** start of Entries **

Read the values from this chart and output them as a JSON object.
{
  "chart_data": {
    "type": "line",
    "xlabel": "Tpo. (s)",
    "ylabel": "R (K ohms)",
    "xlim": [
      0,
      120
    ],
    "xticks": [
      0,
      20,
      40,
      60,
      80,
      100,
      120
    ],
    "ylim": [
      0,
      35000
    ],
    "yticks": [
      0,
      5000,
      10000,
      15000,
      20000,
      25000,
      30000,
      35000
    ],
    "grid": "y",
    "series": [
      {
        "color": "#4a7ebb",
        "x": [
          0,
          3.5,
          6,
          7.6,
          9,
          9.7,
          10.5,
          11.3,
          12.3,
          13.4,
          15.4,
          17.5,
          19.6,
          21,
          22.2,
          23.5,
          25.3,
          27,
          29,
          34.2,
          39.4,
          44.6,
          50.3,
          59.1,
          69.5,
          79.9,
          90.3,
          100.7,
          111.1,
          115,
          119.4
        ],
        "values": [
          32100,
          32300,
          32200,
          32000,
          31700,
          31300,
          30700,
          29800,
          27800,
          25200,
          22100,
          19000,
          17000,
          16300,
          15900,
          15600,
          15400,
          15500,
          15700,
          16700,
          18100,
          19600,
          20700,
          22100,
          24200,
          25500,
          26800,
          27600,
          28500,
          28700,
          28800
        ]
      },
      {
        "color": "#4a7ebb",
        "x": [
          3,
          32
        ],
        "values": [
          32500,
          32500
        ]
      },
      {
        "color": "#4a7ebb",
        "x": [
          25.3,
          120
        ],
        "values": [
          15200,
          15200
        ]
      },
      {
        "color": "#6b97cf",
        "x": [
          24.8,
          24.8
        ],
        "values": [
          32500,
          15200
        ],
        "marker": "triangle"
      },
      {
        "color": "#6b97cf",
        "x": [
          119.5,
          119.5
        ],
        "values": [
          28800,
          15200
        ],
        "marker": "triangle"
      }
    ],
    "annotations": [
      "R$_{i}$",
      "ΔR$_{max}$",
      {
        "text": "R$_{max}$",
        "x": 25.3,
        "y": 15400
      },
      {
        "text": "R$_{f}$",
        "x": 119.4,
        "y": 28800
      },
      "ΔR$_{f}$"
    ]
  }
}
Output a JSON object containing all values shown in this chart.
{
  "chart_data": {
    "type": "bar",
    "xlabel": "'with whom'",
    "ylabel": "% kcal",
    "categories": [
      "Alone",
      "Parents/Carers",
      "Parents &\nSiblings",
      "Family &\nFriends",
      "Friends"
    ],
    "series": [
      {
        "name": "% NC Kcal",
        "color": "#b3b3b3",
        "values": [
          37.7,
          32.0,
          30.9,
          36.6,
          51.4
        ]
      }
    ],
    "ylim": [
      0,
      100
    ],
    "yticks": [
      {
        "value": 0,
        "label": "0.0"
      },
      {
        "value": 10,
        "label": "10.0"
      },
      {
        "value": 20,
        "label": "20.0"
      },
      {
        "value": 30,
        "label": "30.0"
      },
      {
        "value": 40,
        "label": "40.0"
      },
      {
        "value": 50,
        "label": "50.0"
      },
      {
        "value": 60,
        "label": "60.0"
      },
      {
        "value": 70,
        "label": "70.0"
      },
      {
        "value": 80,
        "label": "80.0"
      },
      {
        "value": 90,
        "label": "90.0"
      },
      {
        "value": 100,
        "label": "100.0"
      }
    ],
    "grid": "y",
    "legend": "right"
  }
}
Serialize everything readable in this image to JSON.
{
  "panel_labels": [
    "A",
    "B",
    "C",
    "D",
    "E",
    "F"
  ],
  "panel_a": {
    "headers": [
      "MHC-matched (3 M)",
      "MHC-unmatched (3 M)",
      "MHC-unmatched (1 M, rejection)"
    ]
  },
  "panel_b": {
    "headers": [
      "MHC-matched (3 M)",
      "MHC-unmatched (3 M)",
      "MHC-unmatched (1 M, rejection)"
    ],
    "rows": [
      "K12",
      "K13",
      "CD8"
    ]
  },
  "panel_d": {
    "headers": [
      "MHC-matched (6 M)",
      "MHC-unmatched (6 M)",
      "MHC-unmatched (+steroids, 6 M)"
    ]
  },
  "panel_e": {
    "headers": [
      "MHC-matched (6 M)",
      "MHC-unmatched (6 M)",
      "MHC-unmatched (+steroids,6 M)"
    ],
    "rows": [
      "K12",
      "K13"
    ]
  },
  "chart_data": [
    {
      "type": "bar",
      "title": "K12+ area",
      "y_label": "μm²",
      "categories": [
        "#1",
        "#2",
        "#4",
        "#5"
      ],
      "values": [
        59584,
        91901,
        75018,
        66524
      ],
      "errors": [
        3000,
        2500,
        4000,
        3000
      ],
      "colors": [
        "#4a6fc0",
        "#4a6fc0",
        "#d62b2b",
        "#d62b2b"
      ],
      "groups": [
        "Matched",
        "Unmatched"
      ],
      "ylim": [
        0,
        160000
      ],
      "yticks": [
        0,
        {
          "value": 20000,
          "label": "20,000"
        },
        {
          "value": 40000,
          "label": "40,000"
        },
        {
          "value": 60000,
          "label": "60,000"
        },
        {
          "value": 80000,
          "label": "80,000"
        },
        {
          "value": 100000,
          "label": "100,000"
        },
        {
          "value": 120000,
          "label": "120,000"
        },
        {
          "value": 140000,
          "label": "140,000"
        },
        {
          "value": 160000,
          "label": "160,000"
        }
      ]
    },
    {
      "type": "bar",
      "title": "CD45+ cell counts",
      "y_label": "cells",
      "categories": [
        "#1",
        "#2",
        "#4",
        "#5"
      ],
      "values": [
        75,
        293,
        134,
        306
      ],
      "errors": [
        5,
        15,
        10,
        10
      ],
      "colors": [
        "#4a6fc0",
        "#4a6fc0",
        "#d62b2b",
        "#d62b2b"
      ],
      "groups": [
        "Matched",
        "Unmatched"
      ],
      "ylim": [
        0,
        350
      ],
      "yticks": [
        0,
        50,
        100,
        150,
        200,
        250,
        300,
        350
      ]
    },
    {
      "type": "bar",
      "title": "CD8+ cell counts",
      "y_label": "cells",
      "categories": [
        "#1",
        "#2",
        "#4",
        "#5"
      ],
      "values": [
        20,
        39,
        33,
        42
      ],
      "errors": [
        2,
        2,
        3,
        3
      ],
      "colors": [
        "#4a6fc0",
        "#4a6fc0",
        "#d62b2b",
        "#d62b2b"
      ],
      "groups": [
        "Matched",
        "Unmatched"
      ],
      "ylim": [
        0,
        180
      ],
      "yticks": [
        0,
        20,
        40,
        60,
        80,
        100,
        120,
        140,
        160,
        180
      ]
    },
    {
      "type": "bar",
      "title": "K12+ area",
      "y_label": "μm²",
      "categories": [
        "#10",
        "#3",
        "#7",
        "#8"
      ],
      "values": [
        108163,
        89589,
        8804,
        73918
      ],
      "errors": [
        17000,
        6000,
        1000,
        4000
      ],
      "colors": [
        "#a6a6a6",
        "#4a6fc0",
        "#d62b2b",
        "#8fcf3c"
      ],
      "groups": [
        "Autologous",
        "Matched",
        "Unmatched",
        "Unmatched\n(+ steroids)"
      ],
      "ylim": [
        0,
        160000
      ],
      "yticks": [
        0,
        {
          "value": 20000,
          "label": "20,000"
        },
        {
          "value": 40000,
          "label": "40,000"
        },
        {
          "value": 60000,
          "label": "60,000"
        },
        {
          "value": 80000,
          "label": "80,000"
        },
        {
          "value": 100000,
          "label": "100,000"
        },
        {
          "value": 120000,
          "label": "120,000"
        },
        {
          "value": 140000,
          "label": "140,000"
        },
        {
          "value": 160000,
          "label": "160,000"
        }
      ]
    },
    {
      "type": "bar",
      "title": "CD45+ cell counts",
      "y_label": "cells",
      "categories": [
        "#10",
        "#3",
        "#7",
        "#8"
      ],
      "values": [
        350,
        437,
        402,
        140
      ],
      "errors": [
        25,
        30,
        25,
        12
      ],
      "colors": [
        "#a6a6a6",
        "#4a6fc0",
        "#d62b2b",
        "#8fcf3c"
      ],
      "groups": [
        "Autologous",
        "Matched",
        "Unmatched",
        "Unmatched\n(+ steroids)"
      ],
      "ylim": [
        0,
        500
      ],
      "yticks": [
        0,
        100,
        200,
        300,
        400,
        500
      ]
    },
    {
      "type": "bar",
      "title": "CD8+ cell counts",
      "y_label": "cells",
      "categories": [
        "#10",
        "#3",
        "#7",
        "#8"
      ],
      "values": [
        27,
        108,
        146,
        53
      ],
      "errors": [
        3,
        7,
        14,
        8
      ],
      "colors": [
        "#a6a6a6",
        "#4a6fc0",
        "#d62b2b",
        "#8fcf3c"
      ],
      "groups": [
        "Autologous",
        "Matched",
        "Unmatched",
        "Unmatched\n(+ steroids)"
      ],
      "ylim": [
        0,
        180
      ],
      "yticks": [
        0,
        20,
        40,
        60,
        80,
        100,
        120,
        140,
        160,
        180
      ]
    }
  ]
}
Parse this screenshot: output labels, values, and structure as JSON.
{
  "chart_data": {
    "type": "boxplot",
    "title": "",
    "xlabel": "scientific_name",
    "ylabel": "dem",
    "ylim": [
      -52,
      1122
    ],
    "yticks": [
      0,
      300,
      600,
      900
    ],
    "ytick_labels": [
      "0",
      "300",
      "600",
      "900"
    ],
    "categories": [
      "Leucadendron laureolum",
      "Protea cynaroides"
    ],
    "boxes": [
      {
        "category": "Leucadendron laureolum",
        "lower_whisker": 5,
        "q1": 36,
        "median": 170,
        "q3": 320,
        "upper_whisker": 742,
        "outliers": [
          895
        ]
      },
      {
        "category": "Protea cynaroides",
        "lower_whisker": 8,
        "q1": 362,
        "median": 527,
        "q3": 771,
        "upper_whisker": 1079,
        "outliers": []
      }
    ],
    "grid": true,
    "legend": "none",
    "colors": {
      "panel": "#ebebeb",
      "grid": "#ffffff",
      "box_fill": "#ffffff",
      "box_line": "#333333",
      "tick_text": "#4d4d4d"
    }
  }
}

** end of Entries **

Copy each line of the listing that contains the string "this".

Read the values from this chart and output them as a JSON object.
Output a JSON object containing all values shown in this chart.
Serialize everything readable in this image to JSON.
Parse this screenshot: output labels, values, and structure as JSON.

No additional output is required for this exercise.